Assignment 1: In the post about the NACIS conference, can you condense the paragraph beginning "This is my third conference" into a short bulleted list that keeps its main facts?
Assignment 2: Repeat the passage of the NACIS conference post from "It’s important to" up to and including "a freelance business.".
Assignment 3: In the NACIS conference post, in which city was the first conference the writer attended held?

Text segment:
This is one of my favourite times of the year, when map geeks from around North America descend on a city and geek out (as geeks are wont to do) over maps. We look at maps and coo over them (ooh, aah, nice!), talk about making maps, and at the end of the conference compete to see who is the biggest geography nerd. It’s so much fun!
The group of map geeks is NACIS (North American Cartographic Information Society) and this year we are in Colorado Springs. It’s so inspiring to be around people who love maps and enthusiastically share their knowledge. I attend the pre-conference Practical Cartography Day, with presentations all day about different methods and tools used for making maps, and learn so many new ideas and techniques. Can’t wait to try them out!
This is my third conference. The first one I attended was in Pittsburgh, and I went because it was only a few hours to drive from my home. I wanted to reach out and meet other cartographers and looked at a few conferences and organizations, but most of them concentrated on GIS programming and interactive mapping. I like making print maps for tourists and academics, so when I saw recent NACIS conference programs and saw sessions on cartographic art, typography, relief shading, and even the history of cartography, I knew this was the group for me. After the first conference I was hooked.
It’s important to me to attend this conference to keep motivated and energized. Motivation for freelancers working from home is difficult. I find myself following blogs and twitter feeds of other cartographers, some of whom are also freelancers, to see what they are doing and read about their challenges. Many of the people I follow are members of NACIS and are presenters at the conference. I leave the conference inspired and eager to try some of the new techniques I’ve learned. It’s also great to talk to other freelancers about their process and what software they use, how they attract clients, how they manage the ups and downs of a freelance business.

Excerpted data:
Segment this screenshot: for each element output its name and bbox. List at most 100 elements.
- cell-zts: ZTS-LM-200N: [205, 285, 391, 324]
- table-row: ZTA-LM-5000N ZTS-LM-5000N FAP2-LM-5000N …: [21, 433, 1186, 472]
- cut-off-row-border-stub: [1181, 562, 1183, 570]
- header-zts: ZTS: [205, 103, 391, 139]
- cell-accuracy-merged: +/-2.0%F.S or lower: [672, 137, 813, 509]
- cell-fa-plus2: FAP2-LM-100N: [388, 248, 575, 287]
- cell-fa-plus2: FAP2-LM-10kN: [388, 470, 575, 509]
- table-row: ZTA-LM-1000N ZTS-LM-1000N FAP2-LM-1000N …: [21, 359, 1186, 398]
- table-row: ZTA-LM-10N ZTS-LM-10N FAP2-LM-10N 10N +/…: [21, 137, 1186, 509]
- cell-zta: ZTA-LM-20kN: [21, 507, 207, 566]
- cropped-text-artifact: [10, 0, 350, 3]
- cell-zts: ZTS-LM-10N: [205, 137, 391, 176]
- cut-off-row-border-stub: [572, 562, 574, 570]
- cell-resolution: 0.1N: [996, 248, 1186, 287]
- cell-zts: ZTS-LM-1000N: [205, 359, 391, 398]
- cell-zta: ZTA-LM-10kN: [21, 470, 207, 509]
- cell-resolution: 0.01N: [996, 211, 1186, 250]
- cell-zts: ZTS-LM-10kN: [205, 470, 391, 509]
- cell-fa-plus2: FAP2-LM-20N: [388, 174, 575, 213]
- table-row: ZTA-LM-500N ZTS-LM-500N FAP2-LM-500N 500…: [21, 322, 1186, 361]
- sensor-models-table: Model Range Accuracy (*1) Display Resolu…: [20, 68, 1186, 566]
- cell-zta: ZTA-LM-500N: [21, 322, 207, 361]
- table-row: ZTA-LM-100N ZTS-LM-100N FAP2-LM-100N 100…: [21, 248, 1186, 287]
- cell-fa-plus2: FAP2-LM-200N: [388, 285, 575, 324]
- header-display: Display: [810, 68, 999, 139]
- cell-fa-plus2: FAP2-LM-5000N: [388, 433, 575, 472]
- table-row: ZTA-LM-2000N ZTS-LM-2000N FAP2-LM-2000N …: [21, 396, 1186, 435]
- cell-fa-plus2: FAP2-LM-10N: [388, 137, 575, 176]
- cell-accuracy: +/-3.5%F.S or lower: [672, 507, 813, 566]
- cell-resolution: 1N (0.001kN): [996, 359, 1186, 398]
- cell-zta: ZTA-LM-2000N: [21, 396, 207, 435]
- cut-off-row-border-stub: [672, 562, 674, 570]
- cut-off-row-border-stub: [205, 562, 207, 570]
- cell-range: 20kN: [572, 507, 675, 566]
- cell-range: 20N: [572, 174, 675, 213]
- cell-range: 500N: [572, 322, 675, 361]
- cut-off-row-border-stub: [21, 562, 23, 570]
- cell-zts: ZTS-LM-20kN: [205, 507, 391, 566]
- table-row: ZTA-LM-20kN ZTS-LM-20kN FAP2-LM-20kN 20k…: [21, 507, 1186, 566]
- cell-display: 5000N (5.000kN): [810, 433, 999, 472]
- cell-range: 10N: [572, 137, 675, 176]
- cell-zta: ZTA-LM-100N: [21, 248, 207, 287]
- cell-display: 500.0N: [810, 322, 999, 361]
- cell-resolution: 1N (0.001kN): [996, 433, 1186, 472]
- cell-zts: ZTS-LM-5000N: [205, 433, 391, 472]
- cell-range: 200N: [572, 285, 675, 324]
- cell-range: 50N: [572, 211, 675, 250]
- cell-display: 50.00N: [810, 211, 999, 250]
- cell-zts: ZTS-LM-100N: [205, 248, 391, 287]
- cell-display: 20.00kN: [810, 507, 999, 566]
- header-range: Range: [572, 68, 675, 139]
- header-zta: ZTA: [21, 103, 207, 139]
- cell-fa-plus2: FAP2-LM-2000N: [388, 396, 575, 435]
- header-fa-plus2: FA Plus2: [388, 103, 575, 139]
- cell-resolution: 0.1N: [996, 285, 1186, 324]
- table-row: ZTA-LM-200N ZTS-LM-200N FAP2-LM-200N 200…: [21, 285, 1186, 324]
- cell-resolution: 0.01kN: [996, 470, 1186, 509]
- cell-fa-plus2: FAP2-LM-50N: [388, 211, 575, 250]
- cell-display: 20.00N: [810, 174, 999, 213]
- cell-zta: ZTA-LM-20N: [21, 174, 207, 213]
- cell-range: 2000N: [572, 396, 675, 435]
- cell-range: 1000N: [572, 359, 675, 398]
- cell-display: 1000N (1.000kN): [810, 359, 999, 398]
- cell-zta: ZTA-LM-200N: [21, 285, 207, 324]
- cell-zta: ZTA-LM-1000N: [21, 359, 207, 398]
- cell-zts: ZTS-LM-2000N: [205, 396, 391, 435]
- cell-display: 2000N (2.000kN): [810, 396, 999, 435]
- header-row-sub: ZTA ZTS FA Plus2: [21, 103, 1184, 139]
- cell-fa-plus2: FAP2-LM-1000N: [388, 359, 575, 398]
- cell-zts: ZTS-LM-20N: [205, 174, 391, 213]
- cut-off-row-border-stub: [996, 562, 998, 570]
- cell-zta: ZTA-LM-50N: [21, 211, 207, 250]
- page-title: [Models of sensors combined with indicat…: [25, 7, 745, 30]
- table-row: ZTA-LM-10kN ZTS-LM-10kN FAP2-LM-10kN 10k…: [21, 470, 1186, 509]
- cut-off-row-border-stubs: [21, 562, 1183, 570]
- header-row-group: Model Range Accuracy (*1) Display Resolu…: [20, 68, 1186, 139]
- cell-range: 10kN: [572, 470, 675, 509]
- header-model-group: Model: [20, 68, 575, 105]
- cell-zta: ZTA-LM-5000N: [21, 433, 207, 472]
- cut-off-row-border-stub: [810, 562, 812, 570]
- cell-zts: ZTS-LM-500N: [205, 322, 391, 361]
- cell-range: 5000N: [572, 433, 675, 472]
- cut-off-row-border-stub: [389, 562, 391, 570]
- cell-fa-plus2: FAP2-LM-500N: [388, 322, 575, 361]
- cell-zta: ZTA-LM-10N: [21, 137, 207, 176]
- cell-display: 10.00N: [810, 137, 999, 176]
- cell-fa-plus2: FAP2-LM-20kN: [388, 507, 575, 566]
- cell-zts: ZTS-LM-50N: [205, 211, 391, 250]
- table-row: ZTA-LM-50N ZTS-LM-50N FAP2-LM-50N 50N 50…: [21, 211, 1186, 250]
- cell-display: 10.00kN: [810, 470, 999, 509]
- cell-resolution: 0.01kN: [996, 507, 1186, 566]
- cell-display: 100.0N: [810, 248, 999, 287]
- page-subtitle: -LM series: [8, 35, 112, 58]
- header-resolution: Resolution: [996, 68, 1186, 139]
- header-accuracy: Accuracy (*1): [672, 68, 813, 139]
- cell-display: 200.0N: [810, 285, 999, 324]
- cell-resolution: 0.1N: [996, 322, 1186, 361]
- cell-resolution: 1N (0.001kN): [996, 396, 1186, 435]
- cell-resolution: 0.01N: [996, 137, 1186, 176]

Task solution 1:
- This is my third conference. The first was in Pittsburgh, which I attended because it was only a few hours' drive from home.
- I wanted to meet other cartographers, but most conferences and organizations I looked at focused on GIS programming and interactive mapping.
- I like making print maps for tourists and academics.
- Recent NACIS programs had sessions on cartographic art, typography, relief shading, and the history of cartography, so I knew NACIS was the group for me.
- After the first conference I was hooked.

Task solution 2:
It’s important to me to attend this conference to keep motivated and energized. Motivation for freelancers working from home is difficult. I find myself following blogs and twitter feeds of other cartographers, some of whom are also freelancers, to see what they are doing and read about their challenges. Many of the people I follow are members of NACIS and are presenters at the conference. I leave the conference inspired and eager to try some of the new techniques I’ve learned. It’s also great to talk to other freelancers about their process and what software they use, how they attract clients, how they manage the ups and downs of a freelance business.

Task solution 3: Pittsburgh.